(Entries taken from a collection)
* Start *
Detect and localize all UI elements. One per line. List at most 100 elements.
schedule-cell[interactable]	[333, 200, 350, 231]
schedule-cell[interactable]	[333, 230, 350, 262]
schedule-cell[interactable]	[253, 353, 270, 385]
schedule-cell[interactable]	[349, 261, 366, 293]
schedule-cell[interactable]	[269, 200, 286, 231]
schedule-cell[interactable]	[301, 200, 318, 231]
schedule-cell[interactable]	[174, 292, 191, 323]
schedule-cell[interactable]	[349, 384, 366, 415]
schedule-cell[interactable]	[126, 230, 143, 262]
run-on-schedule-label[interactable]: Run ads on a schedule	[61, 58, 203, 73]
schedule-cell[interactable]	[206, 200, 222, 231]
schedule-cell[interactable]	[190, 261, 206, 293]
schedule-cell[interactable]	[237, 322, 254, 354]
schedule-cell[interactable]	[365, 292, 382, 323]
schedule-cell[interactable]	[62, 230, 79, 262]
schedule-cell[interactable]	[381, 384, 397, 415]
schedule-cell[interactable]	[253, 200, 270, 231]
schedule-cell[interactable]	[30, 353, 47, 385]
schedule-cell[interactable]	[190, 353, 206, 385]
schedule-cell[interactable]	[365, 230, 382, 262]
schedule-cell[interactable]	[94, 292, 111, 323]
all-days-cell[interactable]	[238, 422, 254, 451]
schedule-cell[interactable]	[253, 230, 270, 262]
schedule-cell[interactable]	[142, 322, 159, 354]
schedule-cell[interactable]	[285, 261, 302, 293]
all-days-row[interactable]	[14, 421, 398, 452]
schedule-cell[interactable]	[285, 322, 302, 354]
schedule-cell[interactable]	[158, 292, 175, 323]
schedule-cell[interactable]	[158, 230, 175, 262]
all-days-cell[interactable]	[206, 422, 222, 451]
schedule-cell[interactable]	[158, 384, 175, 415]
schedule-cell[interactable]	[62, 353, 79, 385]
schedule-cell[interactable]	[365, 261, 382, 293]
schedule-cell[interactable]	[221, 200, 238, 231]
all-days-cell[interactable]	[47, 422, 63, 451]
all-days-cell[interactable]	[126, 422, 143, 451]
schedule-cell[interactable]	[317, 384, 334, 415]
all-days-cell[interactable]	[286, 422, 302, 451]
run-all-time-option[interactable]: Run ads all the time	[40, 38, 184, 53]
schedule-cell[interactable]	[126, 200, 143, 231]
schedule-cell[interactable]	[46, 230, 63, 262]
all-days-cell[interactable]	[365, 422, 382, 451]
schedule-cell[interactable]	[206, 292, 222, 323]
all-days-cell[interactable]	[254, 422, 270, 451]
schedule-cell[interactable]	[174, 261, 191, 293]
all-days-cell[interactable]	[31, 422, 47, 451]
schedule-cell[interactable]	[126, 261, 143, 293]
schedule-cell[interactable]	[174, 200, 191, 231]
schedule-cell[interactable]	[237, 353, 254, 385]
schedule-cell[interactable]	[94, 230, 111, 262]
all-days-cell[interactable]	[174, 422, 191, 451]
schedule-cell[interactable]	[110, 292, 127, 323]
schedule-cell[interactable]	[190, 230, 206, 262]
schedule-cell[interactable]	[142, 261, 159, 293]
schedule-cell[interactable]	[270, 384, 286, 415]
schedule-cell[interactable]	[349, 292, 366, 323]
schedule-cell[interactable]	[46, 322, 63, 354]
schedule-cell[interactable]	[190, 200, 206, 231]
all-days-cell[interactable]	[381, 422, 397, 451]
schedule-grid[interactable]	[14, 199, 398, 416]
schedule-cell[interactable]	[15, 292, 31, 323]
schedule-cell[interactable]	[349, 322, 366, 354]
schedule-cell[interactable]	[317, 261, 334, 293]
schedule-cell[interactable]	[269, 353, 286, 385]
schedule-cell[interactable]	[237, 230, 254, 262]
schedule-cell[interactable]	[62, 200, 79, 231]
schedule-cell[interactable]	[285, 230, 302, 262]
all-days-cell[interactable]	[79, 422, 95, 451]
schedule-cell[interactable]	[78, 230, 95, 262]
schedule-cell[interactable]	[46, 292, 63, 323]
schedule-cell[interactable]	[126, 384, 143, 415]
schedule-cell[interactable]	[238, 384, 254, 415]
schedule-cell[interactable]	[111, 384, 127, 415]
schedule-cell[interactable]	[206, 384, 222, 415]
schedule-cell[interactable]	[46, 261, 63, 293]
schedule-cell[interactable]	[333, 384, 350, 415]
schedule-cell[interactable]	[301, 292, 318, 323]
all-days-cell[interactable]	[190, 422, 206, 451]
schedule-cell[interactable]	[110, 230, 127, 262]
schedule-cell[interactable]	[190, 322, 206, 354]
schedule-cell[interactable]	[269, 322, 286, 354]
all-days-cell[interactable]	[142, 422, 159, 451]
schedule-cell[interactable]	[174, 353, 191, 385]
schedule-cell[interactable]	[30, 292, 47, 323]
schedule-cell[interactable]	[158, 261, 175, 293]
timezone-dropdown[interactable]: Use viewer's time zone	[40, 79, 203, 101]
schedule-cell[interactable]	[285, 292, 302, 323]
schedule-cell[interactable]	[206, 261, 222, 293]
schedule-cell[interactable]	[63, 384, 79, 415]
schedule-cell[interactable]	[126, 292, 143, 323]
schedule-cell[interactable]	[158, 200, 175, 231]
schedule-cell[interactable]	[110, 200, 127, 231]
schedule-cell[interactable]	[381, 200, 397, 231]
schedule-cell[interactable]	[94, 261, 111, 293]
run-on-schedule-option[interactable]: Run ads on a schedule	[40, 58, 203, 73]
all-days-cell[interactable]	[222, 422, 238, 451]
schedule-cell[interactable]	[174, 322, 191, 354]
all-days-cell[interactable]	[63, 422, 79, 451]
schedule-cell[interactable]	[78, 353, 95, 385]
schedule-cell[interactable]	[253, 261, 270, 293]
* End *
* _Exercise goal_: Write out the rows from the very start through the line containing "230, 143, 262]", that line included, reproducing each character unchanged.

* _Correct output_:
Detect and localize all UI elements. One per line. List at most 100 elements.
schedule-cell[interactable]	[333, 200, 350, 231]
schedule-cell[interactable]	[333, 230, 350, 262]
schedule-cell[interactable]	[253, 353, 270, 385]
schedule-cell[interactable]	[349, 261, 366, 293]
schedule-cell[interactable]	[269, 200, 286, 231]
schedule-cell[interactable]	[301, 200, 318, 231]
schedule-cell[interactable]	[174, 292, 191, 323]
schedule-cell[interactable]	[349, 384, 366, 415]
schedule-cell[interactable]	[126, 230, 143, 262]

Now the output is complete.